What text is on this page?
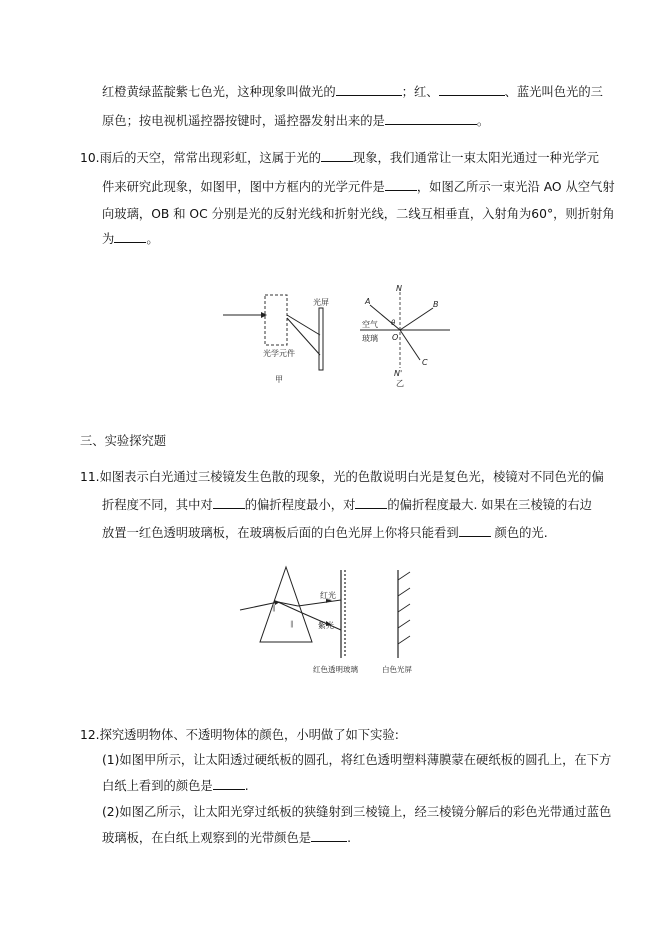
红橙黄绿蓝靛紫七色光，这种现象叫做光的	；红、	、蓝光叫色光的三
原色；按电视机遥控器按键时，遥控器发射出来的是	。
10.雨后的天空，常常出现彩虹，这属于光的	现象，我们通常让一束太阳光通过一种光学元
件来研究此现象，如图甲，图中方框内的光学元件是	，如图乙所示一束光沿 AO 从空气射
向玻璃，OB 和 OC 分别是光的反射光线和折射光线，二线互相垂直，入射角为60°，则折射角
为	。
光屏
光学元件
甲
A	B
C
N
N'
O
θ
空气
玻璃
乙
三、实验探究题
11.如图表示白光通过三棱镜发生色散的现象，光的色散说明白光是复色光，棱镜对不同色光的偏
折程度不同，其中对	的偏折程度最小，对	的偏折程度最大. 如果在三棱镜的右边
放置一红色透明玻璃板，在玻璃板后面的白色光屏上你将只能看到	颜色的光.
∥
∥
红光
紫光
红色透明玻璃	白色光屏
12.探究透明物体、不透明物体的颜色，小明做了如下实验:
(1)如图甲所示，让太阳透过硬纸板的圆孔，将红色透明塑料薄膜蒙在硬纸板的圆孔上，在下方
白纸上看到的颜色是	.
(2)如图乙所示，让太阳光穿过纸板的狭缝射到三棱镜上，经三棱镜分解后的彩色光带通过蓝色
玻璃板，在白纸上观察到的光带颜色是	.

+===+

#### [WORK TO COMPLETE]
Repeat each entry exactly as it appears; skip any picture.

#### [SOLUTION FOR THIS EXERCISE]
What text is on this page?
红橙黄绿蓝靛紫七色光，这种现象叫做光的	；红、	、蓝光叫色光的三
原色；按电视机遥控器按键时，遥控器发射出来的是	。
10.雨后的天空，常常出现彩虹，这属于光的	现象，我们通常让一束太阳光通过一种光学元
件来研究此现象，如图甲，图中方框内的光学元件是	，如图乙所示一束光沿 AO 从空气射
向玻璃，OB 和 OC 分别是光的反射光线和折射光线，二线互相垂直，入射角为60°，则折射角
为	。
光屏
光学元件
甲
A	B
C
N
N'
O
θ
空气
玻璃
乙
三、实验探究题
11.如图表示白光通过三棱镜发生色散的现象，光的色散说明白光是复色光，棱镜对不同色光的偏
折程度不同，其中对	的偏折程度最小，对	的偏折程度最大. 如果在三棱镜的右边
放置一红色透明玻璃板，在玻璃板后面的白色光屏上你将只能看到	颜色的光.
∥
∥
红光
紫光
红色透明玻璃	白色光屏
12.探究透明物体、不透明物体的颜色，小明做了如下实验:
(1)如图甲所示，让太阳透过硬纸板的圆孔，将红色透明塑料薄膜蒙在硬纸板的圆孔上，在下方
白纸上看到的颜色是	.
(2)如图乙所示，让太阳光穿过纸板的狭缝射到三棱镜上，经三棱镜分解后的彩色光带通过蓝色
玻璃板，在白纸上观察到的光带颜色是	.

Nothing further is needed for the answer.